(Chart and figure data)
....................
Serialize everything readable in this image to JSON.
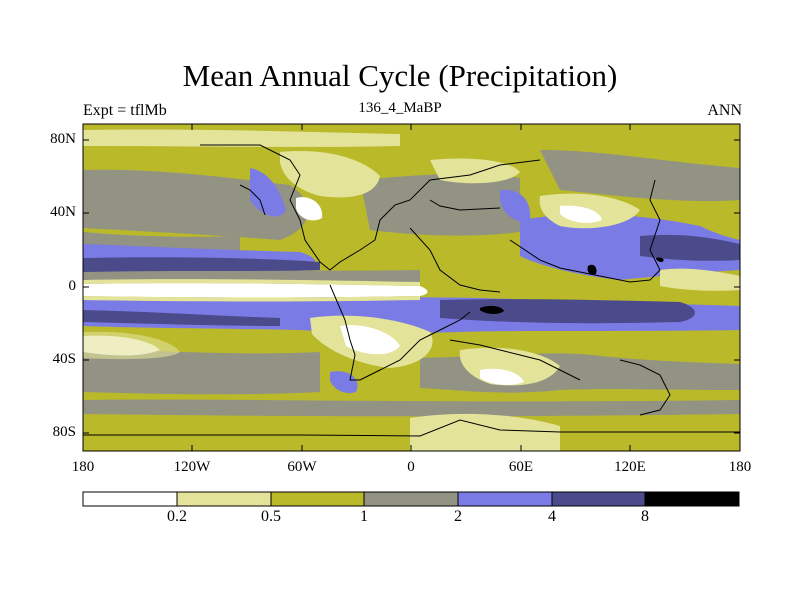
{
  "title": "Mean Annual Cycle (Precipitation)",
  "left_label": "Expt = tflMb",
  "center_label": "136_4_MaBP",
  "right_label": "ANN",
  "lat_ticks": [
    "80N",
    "40N",
    "0",
    "40S",
    "80S"
  ],
  "lon_ticks": [
    "180",
    "120W",
    "60W",
    "0",
    "60E",
    "120E",
    "180"
  ],
  "colorbar": {
    "labels": [
      "0.2",
      "0.5",
      "1",
      "2",
      "4",
      "8"
    ],
    "colors": [
      "#ffffff",
      "#e3e39a",
      "#b9b92a",
      "#939384",
      "#7b7be6",
      "#4b4b8c",
      "#000000"
    ]
  },
  "colors": {
    "background_fill": "#b9b92a",
    "coast": "#000000"
  }
}
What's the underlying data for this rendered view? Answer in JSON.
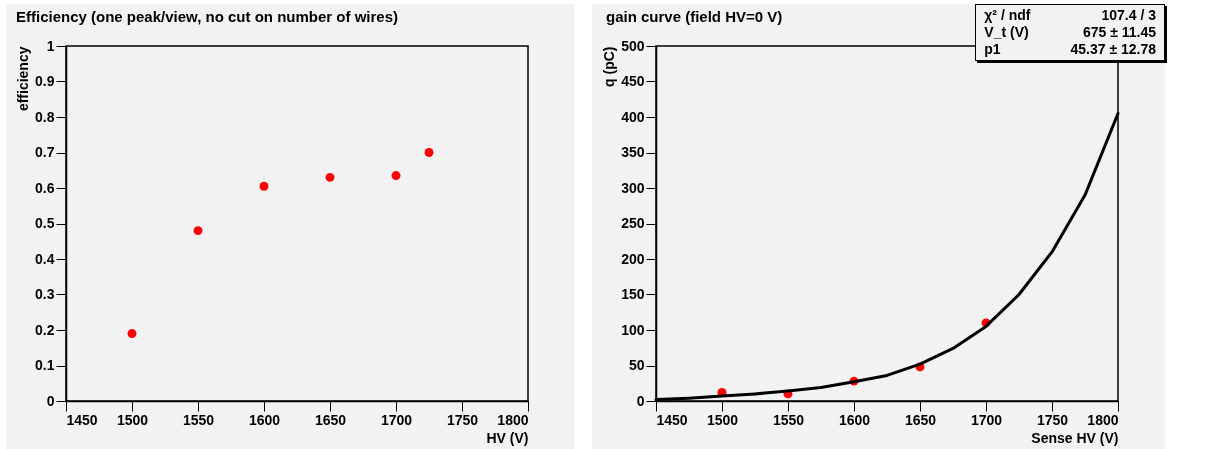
....................
• **Task goal**: Without including any pictures, output all the entries above exactly.

• **Completed exercise**:
Serialize everything readable in this image to JSON.
{
  "title": "Mean Annual Cycle (Precipitation)",
  "left_label": "Expt = tflMb",
  "center_label": "136_4_MaBP",
  "right_label": "ANN",
  "lat_ticks": [
    "80N",
    "40N",
    "0",
    "40S",
    "80S"
  ],
  "lon_ticks": [
    "180",
    "120W",
    "60W",
    "0",
    "60E",
    "120E",
    "180"
  ],
  "colorbar": {
    "labels": [
      "0.2",
      "0.5",
      "1",
      "2",
      "4",
      "8"
    ],
    "colors": [
      "#ffffff",
      "#e3e39a",
      "#b9b92a",
      "#939384",
      "#7b7be6",
      "#4b4b8c",
      "#000000"
    ]
  },
  "colors": {
    "background_fill": "#b9b92a",
    "coast": "#000000"
  }
}
What's the underlying data for this rendered view? Answer in JSON.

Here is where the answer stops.